━━━━━ The data

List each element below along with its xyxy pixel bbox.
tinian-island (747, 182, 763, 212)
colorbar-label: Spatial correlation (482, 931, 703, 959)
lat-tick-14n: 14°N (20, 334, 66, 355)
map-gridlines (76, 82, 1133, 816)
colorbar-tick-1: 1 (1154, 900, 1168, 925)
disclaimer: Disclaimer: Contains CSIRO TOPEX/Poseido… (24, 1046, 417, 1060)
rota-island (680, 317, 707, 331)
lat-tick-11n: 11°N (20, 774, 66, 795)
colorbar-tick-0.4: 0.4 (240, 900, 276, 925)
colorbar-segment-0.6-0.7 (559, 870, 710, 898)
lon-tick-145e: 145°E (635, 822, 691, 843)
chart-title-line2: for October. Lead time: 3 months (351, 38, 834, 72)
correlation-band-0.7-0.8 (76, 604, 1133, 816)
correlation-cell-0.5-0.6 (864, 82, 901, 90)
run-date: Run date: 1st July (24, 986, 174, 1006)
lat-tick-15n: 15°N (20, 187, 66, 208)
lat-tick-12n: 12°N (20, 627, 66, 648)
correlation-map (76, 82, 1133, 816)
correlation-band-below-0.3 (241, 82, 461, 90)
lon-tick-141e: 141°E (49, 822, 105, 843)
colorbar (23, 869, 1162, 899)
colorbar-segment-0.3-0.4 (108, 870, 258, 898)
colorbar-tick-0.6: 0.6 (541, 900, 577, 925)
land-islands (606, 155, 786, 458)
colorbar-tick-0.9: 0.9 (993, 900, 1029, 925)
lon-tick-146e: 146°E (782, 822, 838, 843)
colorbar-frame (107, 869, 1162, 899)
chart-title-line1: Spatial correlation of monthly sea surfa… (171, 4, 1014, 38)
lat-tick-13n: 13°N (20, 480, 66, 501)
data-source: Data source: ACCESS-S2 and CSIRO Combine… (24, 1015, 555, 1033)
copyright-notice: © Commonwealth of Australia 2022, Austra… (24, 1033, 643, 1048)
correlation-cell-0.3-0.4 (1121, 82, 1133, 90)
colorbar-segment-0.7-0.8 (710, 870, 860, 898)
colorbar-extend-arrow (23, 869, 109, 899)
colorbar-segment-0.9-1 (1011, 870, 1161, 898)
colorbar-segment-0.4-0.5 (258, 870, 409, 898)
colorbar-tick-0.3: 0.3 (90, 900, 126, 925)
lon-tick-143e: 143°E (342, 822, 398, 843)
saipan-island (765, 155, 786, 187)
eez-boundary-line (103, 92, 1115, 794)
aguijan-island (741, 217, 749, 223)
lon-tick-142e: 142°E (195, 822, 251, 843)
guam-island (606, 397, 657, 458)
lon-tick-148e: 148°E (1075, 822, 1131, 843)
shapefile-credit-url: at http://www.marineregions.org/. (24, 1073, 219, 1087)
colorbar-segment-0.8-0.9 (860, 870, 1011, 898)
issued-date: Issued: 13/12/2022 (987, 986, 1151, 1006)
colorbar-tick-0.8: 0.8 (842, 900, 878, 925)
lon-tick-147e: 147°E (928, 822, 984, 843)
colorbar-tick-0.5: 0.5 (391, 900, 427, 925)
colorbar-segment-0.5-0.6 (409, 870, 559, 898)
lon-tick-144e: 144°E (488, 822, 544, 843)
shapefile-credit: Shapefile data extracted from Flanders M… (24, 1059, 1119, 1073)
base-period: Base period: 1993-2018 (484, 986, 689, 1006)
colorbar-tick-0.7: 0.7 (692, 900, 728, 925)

━━━━━━━━━━

Please extract every line of the material above that contains the word "correlation". Letter case matters.

colorbar-label: Spatial correlation (482, 931, 703, 959)
correlation-band-0.7-0.8 (76, 604, 1133, 816)
correlation-cell-0.5-0.6 (864, 82, 901, 90)
correlation-map (76, 82, 1133, 816)
correlation-band-below-0.3 (241, 82, 461, 90)
chart-title-line1: Spatial correlation of monthly sea surfa… (171, 4, 1014, 38)
correlation-cell-0.3-0.4 (1121, 82, 1133, 90)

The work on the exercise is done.